WHAT TO DO: Locate the word "辛丑条约" in the entries below, then gather every line that holds it.

(Data entries)
--- start ---

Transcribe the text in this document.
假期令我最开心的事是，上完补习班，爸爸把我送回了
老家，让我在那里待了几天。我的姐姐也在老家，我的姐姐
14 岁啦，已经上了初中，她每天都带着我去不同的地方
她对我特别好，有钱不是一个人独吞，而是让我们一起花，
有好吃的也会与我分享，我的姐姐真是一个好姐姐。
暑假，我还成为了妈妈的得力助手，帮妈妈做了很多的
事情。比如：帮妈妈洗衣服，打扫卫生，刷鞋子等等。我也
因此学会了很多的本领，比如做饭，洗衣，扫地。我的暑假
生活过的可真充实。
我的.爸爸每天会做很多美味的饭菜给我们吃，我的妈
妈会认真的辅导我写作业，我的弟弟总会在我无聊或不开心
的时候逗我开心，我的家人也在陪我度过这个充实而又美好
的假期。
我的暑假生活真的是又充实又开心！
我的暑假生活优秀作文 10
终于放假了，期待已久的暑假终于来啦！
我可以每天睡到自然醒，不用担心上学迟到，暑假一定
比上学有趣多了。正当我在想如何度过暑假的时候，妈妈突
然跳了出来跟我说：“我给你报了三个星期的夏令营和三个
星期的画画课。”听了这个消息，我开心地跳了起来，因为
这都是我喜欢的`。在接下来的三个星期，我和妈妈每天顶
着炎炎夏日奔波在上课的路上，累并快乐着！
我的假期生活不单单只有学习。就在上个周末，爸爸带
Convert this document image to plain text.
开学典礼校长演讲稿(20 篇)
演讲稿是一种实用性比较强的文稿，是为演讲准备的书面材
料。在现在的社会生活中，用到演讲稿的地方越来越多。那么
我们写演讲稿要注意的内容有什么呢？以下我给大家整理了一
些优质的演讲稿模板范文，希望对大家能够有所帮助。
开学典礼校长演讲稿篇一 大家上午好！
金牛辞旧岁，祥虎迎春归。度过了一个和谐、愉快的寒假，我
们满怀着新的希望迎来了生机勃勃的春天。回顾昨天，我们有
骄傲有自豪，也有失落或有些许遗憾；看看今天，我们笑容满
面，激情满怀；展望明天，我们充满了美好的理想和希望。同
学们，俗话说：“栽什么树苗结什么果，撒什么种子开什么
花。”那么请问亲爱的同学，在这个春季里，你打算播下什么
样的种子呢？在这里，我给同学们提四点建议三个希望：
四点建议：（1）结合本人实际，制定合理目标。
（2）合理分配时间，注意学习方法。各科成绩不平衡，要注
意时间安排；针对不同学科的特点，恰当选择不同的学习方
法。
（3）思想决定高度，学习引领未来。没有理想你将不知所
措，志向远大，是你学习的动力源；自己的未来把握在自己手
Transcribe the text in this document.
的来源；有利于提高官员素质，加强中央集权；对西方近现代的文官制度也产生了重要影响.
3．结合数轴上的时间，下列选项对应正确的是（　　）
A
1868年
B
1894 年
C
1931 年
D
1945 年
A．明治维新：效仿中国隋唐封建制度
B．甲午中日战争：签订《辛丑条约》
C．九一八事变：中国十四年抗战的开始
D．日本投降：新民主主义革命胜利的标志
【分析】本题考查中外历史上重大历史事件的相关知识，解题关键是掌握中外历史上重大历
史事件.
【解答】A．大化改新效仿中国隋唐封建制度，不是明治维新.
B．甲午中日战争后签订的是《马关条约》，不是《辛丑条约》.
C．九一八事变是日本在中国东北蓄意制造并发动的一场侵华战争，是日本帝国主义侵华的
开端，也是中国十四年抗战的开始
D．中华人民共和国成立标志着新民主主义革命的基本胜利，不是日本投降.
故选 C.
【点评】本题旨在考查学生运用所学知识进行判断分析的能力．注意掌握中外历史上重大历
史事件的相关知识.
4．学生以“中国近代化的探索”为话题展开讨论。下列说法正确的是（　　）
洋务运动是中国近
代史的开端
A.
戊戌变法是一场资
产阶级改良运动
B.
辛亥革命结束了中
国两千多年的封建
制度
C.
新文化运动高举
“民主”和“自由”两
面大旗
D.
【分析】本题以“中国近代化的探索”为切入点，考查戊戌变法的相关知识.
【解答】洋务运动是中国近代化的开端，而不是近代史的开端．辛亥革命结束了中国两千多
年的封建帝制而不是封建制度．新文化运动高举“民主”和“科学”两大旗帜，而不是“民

--- end ---

SOLUTION TO THE PROBLEM:
B．甲午中日战争：签订《辛丑条约》
B．甲午中日战争后签订的是《马关条约》，不是《辛丑条约》.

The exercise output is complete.